### Stated goal
Gather every line of the records below that contains the string "interactable".

Source records
** BEGIN **

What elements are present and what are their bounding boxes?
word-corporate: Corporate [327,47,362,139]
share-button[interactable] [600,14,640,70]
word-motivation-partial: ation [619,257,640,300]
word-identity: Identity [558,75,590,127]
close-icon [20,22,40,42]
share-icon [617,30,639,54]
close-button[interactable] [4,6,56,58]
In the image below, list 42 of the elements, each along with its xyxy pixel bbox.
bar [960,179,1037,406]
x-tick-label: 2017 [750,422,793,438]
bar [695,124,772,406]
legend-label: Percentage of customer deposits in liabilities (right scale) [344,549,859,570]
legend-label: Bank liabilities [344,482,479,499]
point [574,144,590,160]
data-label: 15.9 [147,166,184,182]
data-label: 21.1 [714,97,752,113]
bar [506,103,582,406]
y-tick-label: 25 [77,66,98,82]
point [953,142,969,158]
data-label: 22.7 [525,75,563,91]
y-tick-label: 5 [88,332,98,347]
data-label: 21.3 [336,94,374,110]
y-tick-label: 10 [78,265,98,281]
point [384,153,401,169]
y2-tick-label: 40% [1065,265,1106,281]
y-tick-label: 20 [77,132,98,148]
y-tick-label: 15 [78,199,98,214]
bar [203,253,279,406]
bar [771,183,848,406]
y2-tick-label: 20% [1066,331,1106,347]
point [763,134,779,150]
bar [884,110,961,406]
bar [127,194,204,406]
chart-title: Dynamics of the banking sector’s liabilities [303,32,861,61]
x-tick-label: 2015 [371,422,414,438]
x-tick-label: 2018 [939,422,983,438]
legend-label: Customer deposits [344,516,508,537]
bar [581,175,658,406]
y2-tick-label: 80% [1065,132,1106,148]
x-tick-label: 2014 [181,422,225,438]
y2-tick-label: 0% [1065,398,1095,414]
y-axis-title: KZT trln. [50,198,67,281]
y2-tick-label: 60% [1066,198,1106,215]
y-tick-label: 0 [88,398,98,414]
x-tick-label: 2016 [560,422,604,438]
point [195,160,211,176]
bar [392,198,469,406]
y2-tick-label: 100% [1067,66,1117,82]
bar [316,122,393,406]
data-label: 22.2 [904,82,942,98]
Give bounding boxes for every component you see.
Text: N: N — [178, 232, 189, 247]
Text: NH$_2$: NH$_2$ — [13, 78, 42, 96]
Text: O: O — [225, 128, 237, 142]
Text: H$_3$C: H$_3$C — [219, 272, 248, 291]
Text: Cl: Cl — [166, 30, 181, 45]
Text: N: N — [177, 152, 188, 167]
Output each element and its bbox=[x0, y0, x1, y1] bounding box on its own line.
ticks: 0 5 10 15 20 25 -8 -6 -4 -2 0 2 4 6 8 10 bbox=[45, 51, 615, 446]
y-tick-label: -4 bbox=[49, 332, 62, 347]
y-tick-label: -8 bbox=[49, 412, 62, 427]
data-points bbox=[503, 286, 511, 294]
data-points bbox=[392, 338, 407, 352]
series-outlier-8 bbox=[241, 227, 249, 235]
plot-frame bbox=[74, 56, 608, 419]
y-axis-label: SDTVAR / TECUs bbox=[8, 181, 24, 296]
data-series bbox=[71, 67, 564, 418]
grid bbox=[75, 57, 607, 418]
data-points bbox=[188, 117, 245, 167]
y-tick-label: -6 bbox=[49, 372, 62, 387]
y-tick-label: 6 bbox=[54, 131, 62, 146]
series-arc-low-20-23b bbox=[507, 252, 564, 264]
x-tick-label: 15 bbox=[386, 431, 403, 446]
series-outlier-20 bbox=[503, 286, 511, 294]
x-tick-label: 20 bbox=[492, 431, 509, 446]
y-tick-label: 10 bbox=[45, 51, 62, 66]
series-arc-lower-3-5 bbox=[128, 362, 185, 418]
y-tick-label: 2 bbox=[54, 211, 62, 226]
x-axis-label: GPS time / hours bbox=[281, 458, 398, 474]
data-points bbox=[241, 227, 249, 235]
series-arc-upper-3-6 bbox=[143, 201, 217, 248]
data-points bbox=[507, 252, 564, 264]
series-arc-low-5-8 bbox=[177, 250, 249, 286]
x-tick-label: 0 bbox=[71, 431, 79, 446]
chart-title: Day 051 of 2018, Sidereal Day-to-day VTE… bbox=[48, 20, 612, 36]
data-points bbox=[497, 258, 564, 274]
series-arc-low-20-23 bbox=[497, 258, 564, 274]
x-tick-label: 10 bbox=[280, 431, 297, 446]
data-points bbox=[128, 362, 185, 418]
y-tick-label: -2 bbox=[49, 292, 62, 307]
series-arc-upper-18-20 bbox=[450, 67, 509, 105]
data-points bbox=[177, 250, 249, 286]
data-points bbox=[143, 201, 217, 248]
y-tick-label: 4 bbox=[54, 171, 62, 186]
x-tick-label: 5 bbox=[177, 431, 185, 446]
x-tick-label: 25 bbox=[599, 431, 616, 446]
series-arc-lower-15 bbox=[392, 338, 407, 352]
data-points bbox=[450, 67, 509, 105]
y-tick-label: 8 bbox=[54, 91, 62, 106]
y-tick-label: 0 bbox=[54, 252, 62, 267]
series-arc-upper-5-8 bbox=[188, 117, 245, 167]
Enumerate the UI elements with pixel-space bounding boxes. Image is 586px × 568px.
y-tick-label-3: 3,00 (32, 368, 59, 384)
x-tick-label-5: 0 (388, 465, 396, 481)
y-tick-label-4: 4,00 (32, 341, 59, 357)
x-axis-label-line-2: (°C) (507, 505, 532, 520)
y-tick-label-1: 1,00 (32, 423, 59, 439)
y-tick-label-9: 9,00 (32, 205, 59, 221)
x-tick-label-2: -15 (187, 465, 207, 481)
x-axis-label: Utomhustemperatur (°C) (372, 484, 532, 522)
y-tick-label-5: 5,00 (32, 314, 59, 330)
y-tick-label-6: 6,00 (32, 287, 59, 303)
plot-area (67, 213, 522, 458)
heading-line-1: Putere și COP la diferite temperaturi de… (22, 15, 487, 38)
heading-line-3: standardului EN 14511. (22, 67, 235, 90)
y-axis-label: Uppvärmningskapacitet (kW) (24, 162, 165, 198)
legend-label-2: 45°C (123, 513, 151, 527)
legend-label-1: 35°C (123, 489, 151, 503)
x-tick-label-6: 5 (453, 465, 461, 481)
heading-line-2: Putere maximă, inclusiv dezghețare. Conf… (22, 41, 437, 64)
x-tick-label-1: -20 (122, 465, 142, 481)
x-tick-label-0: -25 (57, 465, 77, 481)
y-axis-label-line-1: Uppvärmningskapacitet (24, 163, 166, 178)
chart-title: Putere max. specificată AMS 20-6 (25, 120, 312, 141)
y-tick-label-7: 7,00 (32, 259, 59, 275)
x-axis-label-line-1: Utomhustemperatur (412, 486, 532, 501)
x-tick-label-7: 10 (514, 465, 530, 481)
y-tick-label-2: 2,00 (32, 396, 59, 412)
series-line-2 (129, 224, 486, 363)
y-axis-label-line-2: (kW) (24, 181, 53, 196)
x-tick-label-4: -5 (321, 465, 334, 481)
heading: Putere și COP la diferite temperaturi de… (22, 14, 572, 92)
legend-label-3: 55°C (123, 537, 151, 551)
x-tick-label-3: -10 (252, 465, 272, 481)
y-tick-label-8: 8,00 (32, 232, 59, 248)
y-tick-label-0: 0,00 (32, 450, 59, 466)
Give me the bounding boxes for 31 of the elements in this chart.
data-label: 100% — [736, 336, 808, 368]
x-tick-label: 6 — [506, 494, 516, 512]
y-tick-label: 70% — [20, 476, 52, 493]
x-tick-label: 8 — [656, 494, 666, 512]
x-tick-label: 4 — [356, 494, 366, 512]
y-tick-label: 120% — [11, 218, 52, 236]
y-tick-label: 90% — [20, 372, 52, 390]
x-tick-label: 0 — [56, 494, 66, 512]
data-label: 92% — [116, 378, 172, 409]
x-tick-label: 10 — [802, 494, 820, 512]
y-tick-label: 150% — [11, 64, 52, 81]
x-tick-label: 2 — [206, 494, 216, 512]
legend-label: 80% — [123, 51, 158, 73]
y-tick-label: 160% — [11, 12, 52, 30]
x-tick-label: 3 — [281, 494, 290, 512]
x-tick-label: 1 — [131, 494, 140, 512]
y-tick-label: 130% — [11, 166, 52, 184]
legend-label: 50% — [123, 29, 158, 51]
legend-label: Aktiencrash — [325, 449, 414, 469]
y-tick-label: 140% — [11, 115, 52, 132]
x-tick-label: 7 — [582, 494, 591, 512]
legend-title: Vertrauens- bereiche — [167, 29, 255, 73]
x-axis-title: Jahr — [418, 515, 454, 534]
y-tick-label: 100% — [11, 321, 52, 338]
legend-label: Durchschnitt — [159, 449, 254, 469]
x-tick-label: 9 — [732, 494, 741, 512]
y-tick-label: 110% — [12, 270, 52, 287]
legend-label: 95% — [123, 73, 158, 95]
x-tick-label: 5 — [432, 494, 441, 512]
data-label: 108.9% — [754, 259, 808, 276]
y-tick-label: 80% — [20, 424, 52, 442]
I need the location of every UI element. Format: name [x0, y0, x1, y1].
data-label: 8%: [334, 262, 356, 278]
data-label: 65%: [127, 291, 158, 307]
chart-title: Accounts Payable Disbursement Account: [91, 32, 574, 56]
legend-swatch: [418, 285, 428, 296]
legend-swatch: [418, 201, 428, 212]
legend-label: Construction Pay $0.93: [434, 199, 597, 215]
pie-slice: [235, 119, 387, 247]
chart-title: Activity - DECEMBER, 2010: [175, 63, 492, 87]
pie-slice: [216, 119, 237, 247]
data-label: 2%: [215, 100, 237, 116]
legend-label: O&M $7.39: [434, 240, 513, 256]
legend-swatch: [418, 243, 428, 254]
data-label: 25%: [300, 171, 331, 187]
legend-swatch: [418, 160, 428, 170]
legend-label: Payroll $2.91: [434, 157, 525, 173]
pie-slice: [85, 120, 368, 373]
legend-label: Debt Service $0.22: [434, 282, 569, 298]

** END **

### Response
share-button[interactable] [600,14,640,70]
close-button[interactable] [4,6,56,58]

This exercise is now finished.